Records from a collection of figures:
------------------------------------------------------------------------

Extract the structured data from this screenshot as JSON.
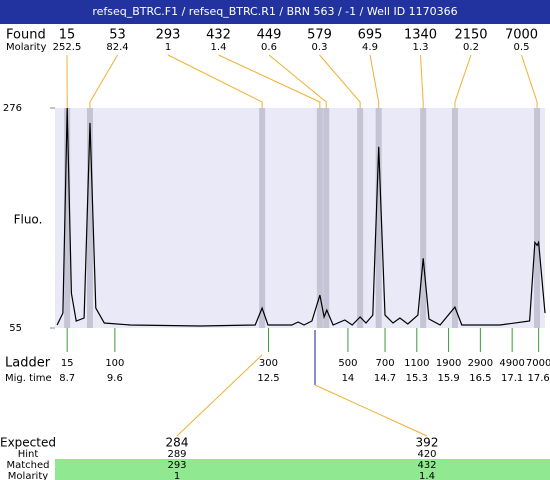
{
  "header": {
    "title": "refseq_BTRC.F1 / refseq_BTRC.R1 / BRN 563 / -1 / Well ID 1170366"
  },
  "found": {
    "label": "Found",
    "molarity_label": "Molarity",
    "peaks": [
      {
        "size": 15,
        "molarity": 252.5,
        "mig_time": 8.7
      },
      {
        "size": 53,
        "molarity": 82.4,
        "mig_time": 9.13
      },
      {
        "size": 293,
        "molarity": 1,
        "mig_time": 12.38
      },
      {
        "size": 432,
        "molarity": 1.4,
        "mig_time": 13.47
      },
      {
        "size": 449,
        "molarity": 0.6,
        "mig_time": 13.59
      },
      {
        "size": 579,
        "molarity": 0.3,
        "mig_time": 14.23
      },
      {
        "size": 695,
        "molarity": 4.9,
        "mig_time": 14.58
      },
      {
        "size": 1340,
        "molarity": 1.3,
        "mig_time": 15.42
      },
      {
        "size": 2150,
        "molarity": 0.2,
        "mig_time": 16.02
      },
      {
        "size": 7000,
        "molarity": 0.5,
        "mig_time": 17.57
      }
    ]
  },
  "chart_data": {
    "type": "line",
    "y_label": "Fluo.",
    "color": "#000000",
    "band_color": "#c4c4d4",
    "x": [
      8.51,
      8.62,
      8.7,
      8.78,
      8.87,
      9.02,
      9.13,
      9.24,
      9.4,
      9.89,
      11.21,
      12.25,
      12.38,
      12.49,
      12.94,
      13.06,
      13.17,
      13.32,
      13.47,
      13.55,
      13.6,
      13.72,
      13.94,
      14.08,
      14.23,
      14.34,
      14.47,
      14.58,
      14.7,
      14.85,
      14.98,
      15.13,
      15.32,
      15.42,
      15.53,
      15.74,
      16.02,
      16.15,
      16.87,
      17.43,
      17.53,
      17.57,
      17.6,
      17.72
    ],
    "values": [
      58,
      70,
      276,
      90,
      62,
      65,
      261,
      75,
      60,
      58,
      57,
      58,
      75,
      58,
      58,
      61,
      58,
      62,
      88,
      66,
      73,
      58,
      63,
      58,
      66,
      60,
      68,
      237,
      68,
      60,
      65,
      59,
      68,
      125,
      64,
      58,
      76,
      58,
      58,
      62,
      141,
      138,
      141,
      70
    ],
    "xlim": [
      8.47,
      17.72
    ],
    "ylim": [
      55,
      276
    ],
    "yticks": [
      55,
      276
    ]
  },
  "ladder": {
    "label": "Ladder",
    "mig_label": "Mig. time",
    "sizes": [
      15,
      100,
      300,
      500,
      700,
      1100,
      1900,
      2900,
      4900,
      7000
    ],
    "mig_times": [
      8.7,
      9.6,
      12.5,
      14,
      14.7,
      15.3,
      15.9,
      16.5,
      17.1,
      17.6
    ]
  },
  "expected": {
    "rows": [
      {
        "label": "Expected",
        "values": [
          284,
          392
        ]
      },
      {
        "label": "Hint",
        "values": [
          289,
          420
        ]
      },
      {
        "label": "Matched",
        "values": [
          293,
          432
        ]
      },
      {
        "label": "Molarity",
        "values": [
          1,
          1.4
        ]
      }
    ]
  }
}
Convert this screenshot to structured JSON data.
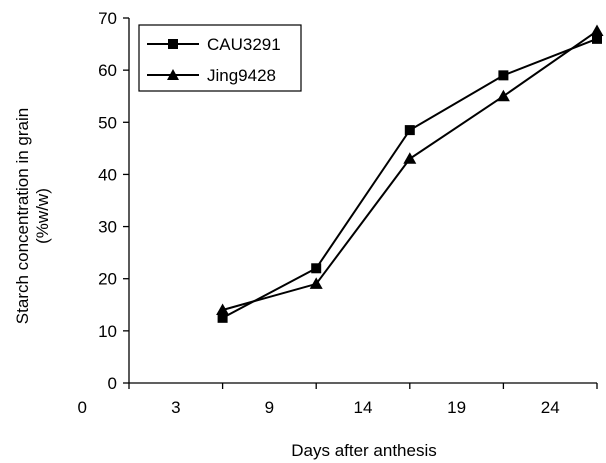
{
  "chart_data": {
    "type": "line",
    "categories": [
      "0",
      "3",
      "9",
      "14",
      "19",
      "24"
    ],
    "xlabel": "Days after anthesis",
    "ylabel_lines": [
      "Starch concentration in grain",
      "(%w/w)"
    ],
    "ylim": [
      0,
      70
    ],
    "yticks": [
      "0",
      "10",
      "20",
      "30",
      "40",
      "50",
      "60",
      "70"
    ],
    "grid": false,
    "legend_position": "top-left",
    "series": [
      {
        "name": "CAU3291",
        "marker": "square",
        "color": "#000000",
        "values": [
          null,
          12.5,
          22,
          48.5,
          59,
          66
        ]
      },
      {
        "name": "Jing9428",
        "marker": "triangle",
        "color": "#000000",
        "values": [
          null,
          14,
          19,
          43,
          55,
          67.5
        ]
      }
    ]
  }
}
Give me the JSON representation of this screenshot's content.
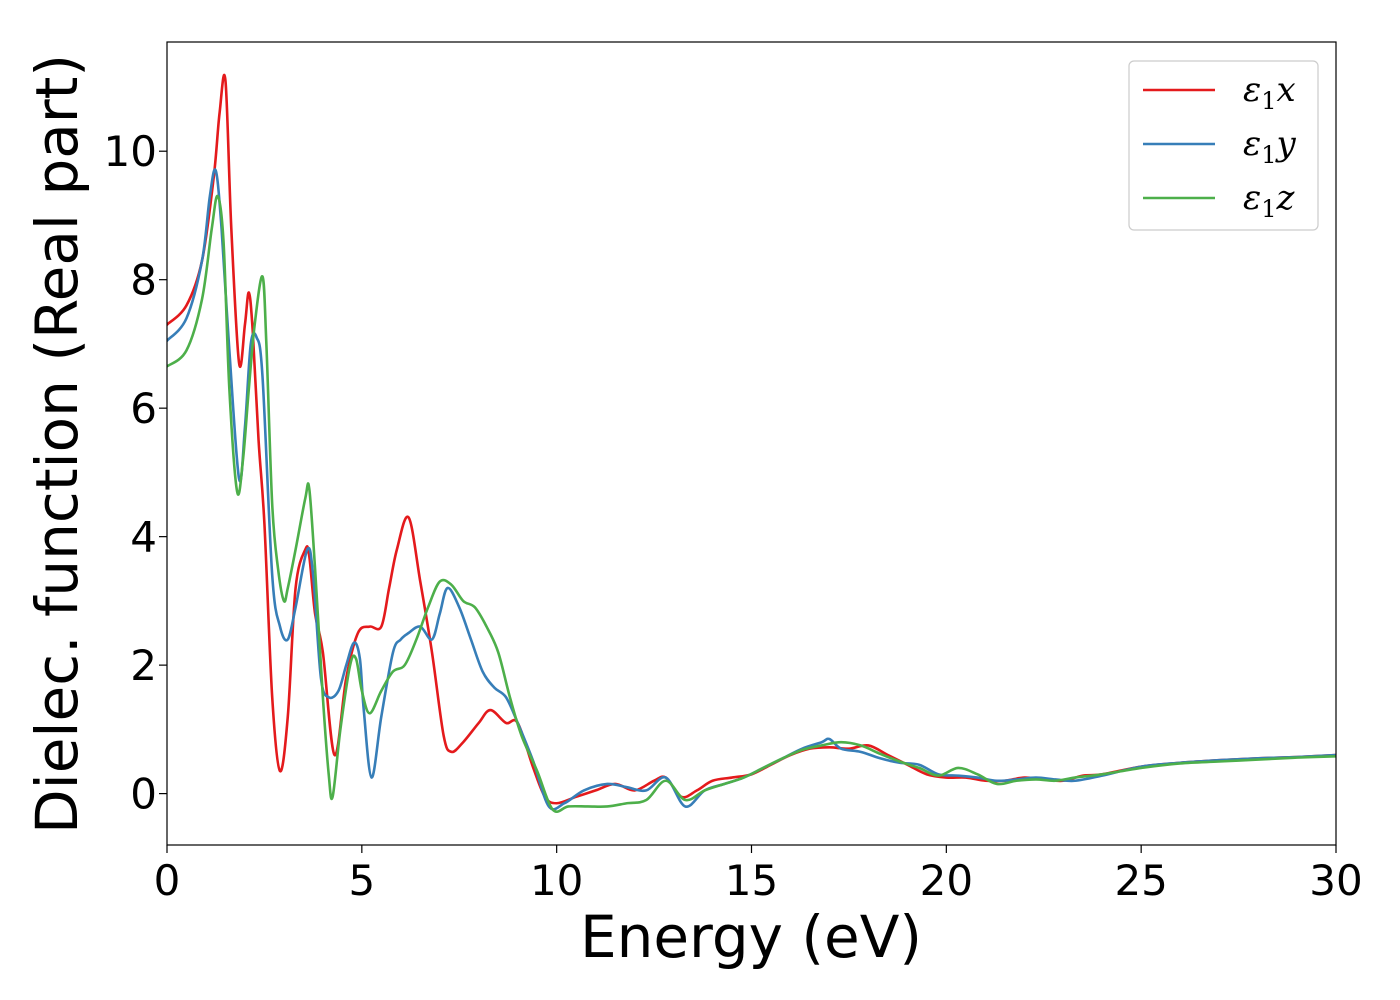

------------------------------------------------------------------------

GOAL:
Gather every line from the entries above where the word "structured" appears, and copy them.

RESPONSE:
Extract the structured data from this screenshot as JSON.
Convert this screenshot to structured JSON data.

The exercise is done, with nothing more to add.